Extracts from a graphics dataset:
_ _ _

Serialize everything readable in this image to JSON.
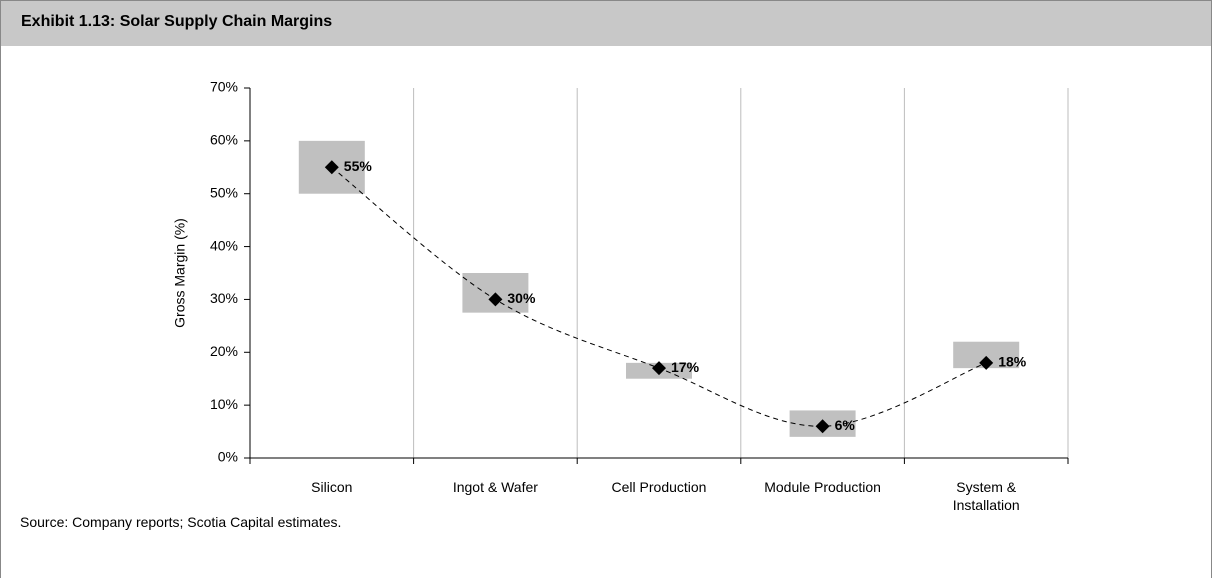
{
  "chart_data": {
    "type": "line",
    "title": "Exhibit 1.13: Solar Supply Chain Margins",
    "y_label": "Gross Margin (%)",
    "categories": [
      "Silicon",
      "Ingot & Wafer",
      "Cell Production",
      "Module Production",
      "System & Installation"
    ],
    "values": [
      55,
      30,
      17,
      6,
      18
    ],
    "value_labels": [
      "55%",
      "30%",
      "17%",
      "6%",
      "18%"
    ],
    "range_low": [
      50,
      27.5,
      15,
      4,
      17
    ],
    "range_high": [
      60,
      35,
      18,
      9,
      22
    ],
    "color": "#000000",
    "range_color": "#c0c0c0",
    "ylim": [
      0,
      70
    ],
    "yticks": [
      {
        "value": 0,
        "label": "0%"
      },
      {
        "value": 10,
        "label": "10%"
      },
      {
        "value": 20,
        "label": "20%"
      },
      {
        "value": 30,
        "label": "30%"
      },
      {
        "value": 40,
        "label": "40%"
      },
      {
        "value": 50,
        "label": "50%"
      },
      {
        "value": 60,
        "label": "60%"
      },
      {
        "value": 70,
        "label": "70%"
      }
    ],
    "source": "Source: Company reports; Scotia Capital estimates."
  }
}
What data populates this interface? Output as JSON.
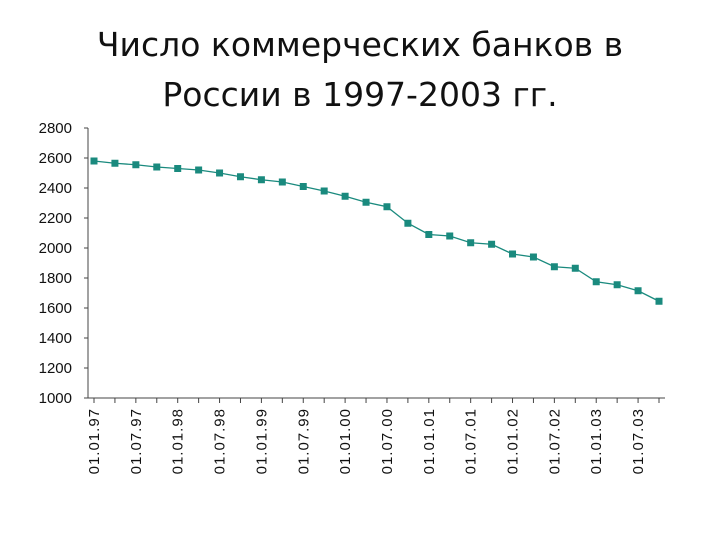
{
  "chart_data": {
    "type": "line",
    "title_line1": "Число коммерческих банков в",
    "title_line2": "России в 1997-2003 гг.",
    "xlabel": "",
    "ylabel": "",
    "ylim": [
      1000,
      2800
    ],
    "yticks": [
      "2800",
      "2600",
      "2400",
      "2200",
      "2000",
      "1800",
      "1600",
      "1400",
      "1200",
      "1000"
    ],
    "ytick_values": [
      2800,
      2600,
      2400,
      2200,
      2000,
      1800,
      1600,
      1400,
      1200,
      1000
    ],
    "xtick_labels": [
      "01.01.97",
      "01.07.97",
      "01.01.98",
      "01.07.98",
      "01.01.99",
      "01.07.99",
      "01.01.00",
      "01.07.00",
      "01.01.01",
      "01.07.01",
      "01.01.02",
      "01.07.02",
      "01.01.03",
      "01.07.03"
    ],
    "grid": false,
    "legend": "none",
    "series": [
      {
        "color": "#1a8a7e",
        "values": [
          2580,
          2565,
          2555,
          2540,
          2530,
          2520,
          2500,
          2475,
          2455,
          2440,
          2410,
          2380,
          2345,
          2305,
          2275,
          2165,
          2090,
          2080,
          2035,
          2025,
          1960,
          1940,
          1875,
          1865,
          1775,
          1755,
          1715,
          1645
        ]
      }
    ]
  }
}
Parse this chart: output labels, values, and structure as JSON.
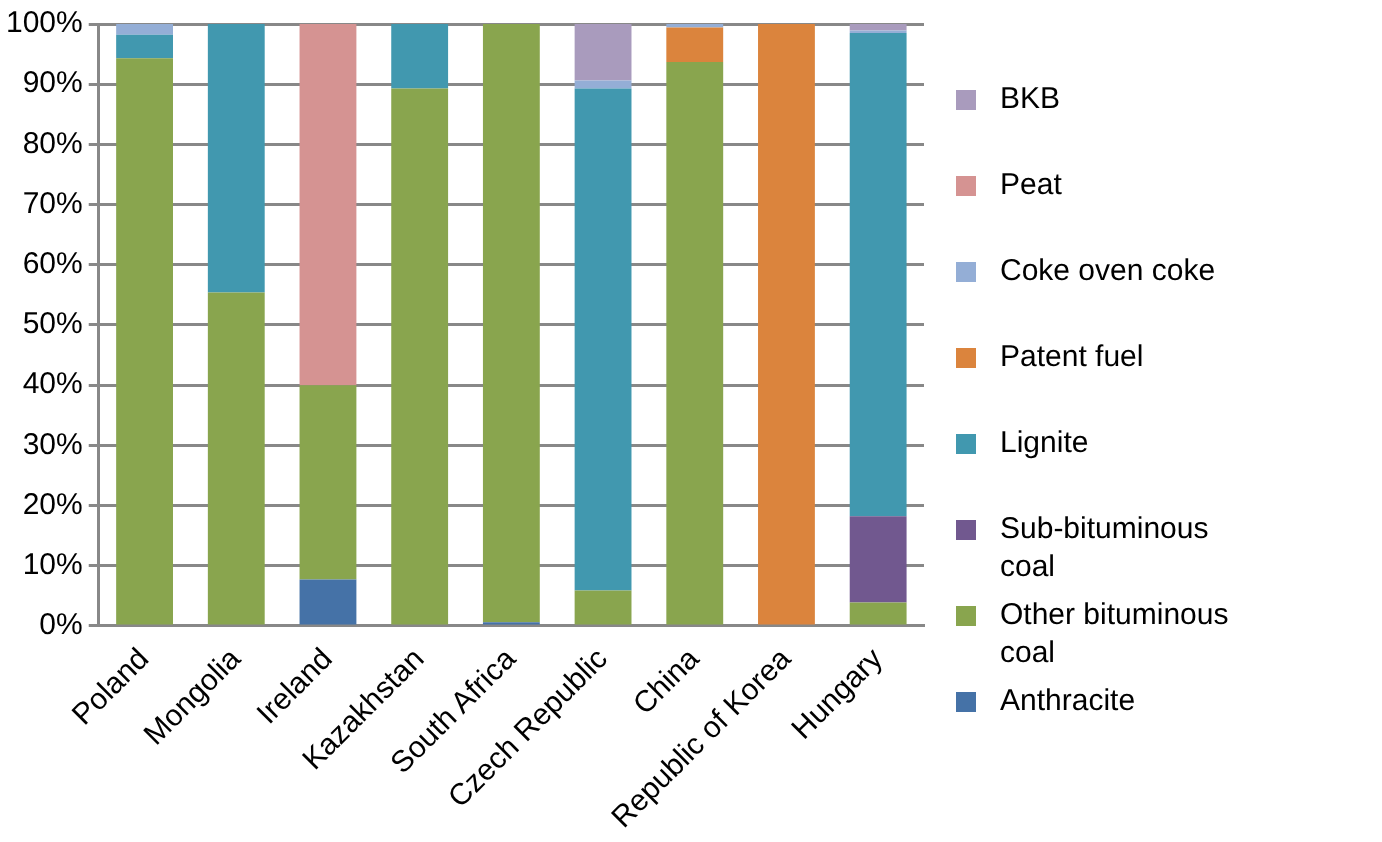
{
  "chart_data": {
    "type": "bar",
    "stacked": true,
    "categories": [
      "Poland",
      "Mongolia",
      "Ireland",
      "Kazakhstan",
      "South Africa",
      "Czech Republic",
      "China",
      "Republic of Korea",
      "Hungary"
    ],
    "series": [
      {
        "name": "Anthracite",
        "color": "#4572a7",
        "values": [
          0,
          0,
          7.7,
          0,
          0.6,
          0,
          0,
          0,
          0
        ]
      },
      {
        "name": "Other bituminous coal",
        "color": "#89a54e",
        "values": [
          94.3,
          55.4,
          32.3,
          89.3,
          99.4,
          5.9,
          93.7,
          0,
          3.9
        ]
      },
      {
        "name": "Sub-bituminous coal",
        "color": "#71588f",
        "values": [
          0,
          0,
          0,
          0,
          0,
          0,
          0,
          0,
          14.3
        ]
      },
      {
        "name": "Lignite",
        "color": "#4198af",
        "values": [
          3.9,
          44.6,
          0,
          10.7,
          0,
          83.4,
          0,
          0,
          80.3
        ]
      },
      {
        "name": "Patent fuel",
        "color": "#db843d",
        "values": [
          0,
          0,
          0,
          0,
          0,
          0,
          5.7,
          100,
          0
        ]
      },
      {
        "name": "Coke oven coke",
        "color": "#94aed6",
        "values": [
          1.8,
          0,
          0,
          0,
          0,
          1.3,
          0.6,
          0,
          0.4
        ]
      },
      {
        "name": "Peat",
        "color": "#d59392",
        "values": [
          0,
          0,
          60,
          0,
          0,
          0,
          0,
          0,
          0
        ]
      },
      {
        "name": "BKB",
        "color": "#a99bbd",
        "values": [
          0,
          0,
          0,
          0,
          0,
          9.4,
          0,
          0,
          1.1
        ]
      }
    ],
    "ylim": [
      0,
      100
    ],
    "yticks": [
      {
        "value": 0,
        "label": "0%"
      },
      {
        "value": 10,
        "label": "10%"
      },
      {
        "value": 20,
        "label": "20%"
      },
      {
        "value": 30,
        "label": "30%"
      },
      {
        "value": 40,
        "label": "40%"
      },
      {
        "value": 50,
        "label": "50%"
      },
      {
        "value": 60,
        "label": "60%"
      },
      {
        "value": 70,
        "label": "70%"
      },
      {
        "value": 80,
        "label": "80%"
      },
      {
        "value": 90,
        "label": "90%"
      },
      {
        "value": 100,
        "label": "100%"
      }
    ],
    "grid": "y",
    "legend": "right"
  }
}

_ _ _

Show the lines from the data above that contain the string "this".

# Full response
Serialize everything readable in this image to JSON.
What data populates this interface? Output as JSON.
Parse this chart: output labels, values, and structure as JSON.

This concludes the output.